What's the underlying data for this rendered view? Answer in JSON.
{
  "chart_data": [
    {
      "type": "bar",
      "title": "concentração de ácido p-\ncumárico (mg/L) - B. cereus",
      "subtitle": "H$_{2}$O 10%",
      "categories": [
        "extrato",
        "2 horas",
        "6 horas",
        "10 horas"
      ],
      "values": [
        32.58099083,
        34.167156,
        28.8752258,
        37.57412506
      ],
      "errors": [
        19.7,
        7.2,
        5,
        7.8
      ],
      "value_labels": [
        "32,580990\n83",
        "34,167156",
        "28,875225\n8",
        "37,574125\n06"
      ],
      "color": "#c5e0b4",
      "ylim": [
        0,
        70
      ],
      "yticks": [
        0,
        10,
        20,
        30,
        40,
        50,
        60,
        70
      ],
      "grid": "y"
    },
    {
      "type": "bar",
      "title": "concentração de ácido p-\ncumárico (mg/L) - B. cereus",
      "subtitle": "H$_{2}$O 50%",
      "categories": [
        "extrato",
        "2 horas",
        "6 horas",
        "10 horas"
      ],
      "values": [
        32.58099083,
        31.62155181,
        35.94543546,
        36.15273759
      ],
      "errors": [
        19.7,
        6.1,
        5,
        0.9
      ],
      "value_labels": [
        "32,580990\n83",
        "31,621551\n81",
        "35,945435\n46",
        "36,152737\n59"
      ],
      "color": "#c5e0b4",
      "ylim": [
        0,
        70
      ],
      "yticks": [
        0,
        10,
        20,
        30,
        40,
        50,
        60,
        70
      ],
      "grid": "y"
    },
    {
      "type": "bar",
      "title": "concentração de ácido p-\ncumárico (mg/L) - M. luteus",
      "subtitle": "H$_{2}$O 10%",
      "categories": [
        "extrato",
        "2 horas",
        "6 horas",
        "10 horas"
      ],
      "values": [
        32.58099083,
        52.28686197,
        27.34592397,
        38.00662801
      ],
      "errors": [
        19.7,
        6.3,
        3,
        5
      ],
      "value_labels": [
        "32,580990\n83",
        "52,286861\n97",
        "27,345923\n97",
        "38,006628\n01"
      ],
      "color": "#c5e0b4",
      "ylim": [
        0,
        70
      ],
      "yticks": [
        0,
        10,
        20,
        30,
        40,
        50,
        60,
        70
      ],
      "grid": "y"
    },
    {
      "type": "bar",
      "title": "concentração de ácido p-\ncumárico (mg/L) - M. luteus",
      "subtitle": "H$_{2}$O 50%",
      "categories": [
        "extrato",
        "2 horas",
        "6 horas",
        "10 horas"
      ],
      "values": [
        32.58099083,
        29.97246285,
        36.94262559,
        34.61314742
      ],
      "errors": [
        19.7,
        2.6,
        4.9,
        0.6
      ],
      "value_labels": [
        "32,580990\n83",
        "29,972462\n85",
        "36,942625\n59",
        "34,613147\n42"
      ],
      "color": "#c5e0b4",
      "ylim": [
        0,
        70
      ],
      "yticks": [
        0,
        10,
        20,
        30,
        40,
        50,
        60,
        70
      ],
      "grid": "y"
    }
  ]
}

▬▬▬▬▬▬

#### [WHAT NEEDS TO BE DONE]
In this exercise, repeat all entries exactly.

#### [WRITTEN ANSWER]
What's the underlying data for this rendered view? Answer in JSON.
{
  "chart_data": [
    {
      "type": "bar",
      "title": "concentração de ácido p-\ncumárico (mg/L) - B. cereus",
      "subtitle": "H$_{2}$O 10%",
      "categories": [
        "extrato",
        "2 horas",
        "6 horas",
        "10 horas"
      ],
      "values": [
        32.58099083,
        34.167156,
        28.8752258,
        37.57412506
      ],
      "errors": [
        19.7,
        7.2,
        5,
        7.8
      ],
      "value_labels": [
        "32,580990\n83",
        "34,167156",
        "28,875225\n8",
        "37,574125\n06"
      ],
      "color": "#c5e0b4",
      "ylim": [
        0,
        70
      ],
      "yticks": [
        0,
        10,
        20,
        30,
        40,
        50,
        60,
        70
      ],
      "grid": "y"
    },
    {
      "type": "bar",
      "title": "concentração de ácido p-\ncumárico (mg/L) - B. cereus",
      "subtitle": "H$_{2}$O 50%",
      "categories": [
        "extrato",
        "2 horas",
        "6 horas",
        "10 horas"
      ],
      "values": [
        32.58099083,
        31.62155181,
        35.94543546,
        36.15273759
      ],
      "errors": [
        19.7,
        6.1,
        5,
        0.9
      ],
      "value_labels": [
        "32,580990\n83",
        "31,621551\n81",
        "35,945435\n46",
        "36,152737\n59"
      ],
      "color": "#c5e0b4",
      "ylim": [
        0,
        70
      ],
      "yticks": [
        0,
        10,
        20,
        30,
        40,
        50,
        60,
        70
      ],
      "grid": "y"
    },
    {
      "type": "bar",
      "title": "concentração de ácido p-\ncumárico (mg/L) - M. luteus",
      "subtitle": "H$_{2}$O 10%",
      "categories": [
        "extrato",
        "2 horas",
        "6 horas",
        "10 horas"
      ],
      "values": [
        32.58099083,
        52.28686197,
        27.34592397,
        38.00662801
      ],
      "errors": [
        19.7,
        6.3,
        3,
        5
      ],
      "value_labels": [
        "32,580990\n83",
        "52,286861\n97",
        "27,345923\n97",
        "38,006628\n01"
      ],
      "color": "#c5e0b4",
      "ylim": [
        0,
        70
      ],
      "yticks": [
        0,
        10,
        20,
        30,
        40,
        50,
        60,
        70
      ],
      "grid": "y"
    },
    {
      "type": "bar",
      "title": "concentração de ácido p-\ncumárico (mg/L) - M. luteus",
      "subtitle": "H$_{2}$O 50%",
      "categories": [
        "extrato",
        "2 horas",
        "6 horas",
        "10 horas"
      ],
      "values": [
        32.58099083,
        29.97246285,
        36.94262559,
        34.61314742
      ],
      "errors": [
        19.7,
        2.6,
        4.9,
        0.6
      ],
      "value_labels": [
        "32,580990\n83",
        "29,972462\n85",
        "36,942625\n59",
        "34,613147\n42"
      ],
      "color": "#c5e0b4",
      "ylim": [
        0,
        70
      ],
      "yticks": [
        0,
        10,
        20,
        30,
        40,
        50,
        60,
        70
      ],
      "grid": "y"
    }
  ]
}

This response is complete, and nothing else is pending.